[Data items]
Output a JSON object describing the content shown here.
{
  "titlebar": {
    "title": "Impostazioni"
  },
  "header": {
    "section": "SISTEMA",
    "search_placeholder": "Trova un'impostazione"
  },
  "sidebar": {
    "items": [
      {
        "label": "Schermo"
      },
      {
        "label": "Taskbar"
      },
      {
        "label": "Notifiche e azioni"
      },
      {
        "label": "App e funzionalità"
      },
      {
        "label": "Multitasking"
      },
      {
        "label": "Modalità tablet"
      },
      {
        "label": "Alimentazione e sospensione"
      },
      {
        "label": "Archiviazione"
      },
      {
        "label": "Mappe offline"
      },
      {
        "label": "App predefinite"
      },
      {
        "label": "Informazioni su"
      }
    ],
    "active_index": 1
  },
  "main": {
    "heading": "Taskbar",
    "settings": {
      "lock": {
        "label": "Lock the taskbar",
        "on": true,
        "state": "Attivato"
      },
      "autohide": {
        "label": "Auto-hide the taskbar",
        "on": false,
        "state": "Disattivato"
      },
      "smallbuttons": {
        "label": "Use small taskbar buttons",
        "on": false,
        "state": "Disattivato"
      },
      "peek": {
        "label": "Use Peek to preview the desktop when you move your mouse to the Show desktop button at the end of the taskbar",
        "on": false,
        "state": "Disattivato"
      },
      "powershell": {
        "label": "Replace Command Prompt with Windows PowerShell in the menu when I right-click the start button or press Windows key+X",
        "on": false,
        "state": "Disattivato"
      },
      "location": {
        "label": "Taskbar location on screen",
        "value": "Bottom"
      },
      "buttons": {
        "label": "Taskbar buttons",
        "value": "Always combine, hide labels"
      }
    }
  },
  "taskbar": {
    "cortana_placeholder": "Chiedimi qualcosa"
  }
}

Instruction
Identify each line holding the string "location", and copy it out.

Solution to this problem
      "location": {
        "label": "Taskbar location on screen",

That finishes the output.